## WRITTEN TASK
Omit the pictures from the entries below and retype everything else exactly.

## EXTRACTED ENTRIES
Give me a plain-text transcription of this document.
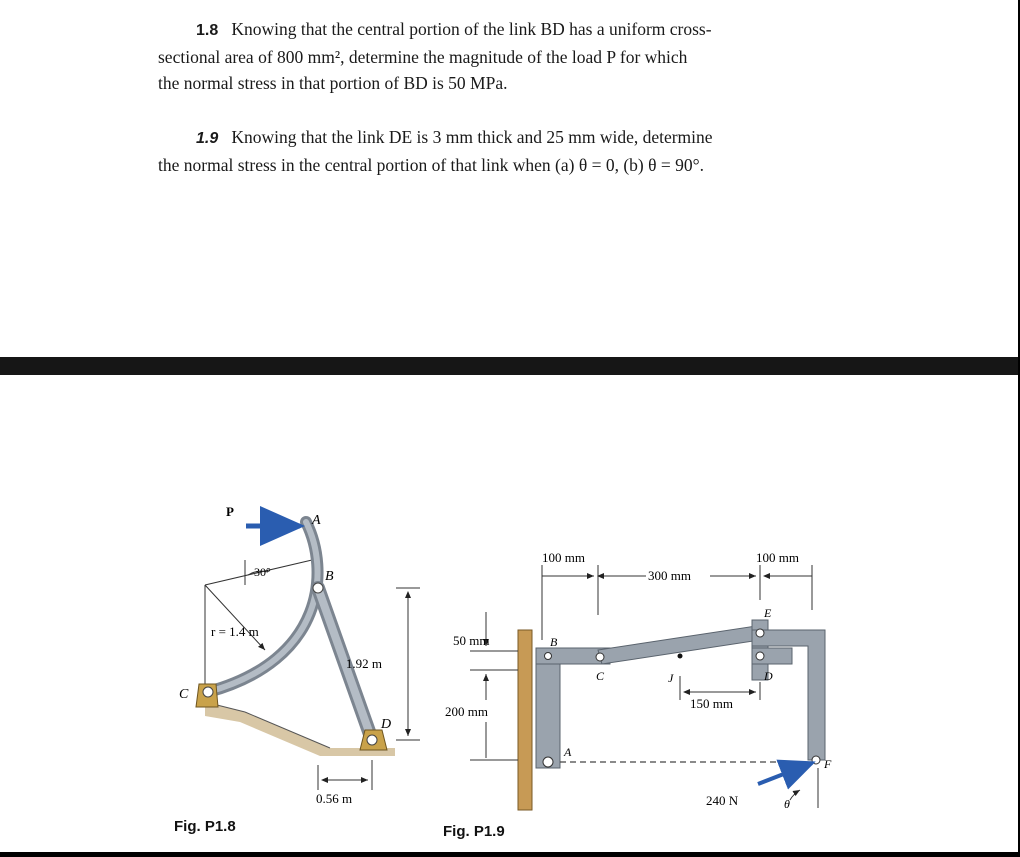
1.8 Knowing that the central portion of the link BD has a uniform cross-
sectional area of 800 mm², determine the magnitude of the load P for which
the normal stress in that portion of BD is 50 MPa.
1.9 Knowing that the link DE is 3 mm thick and 25 mm wide, determine
the normal stress in the central portion of that link when (a) θ = 0, (b) θ = 90°.
P
A
B
C
D
30°
r = 1.4 m
1.92 m
0.56 m
100 mm
300 mm
100 mm
50 mm
200 mm
150 mm
240 N
B
C
E
D
A
F
J
θ
Fig. P1.8	Fig. P1.9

## TASK ANSWER
Give me a plain-text transcription of this document.
1.8 Knowing that the central portion of the link BD has a uniform cross-
sectional area of 800 mm², determine the magnitude of the load P for which
the normal stress in that portion of BD is 50 MPa.
1.9 Knowing that the link DE is 3 mm thick and 25 mm wide, determine
the normal stress in the central portion of that link when (a) θ = 0, (b) θ = 90°.
P
A
B
C
D
30°
r = 1.4 m
1.92 m
0.56 m
100 mm
300 mm
100 mm
50 mm
200 mm
150 mm
240 N
B
C
E
D
A
F
J
θ
Fig. P1.8	Fig. P1.9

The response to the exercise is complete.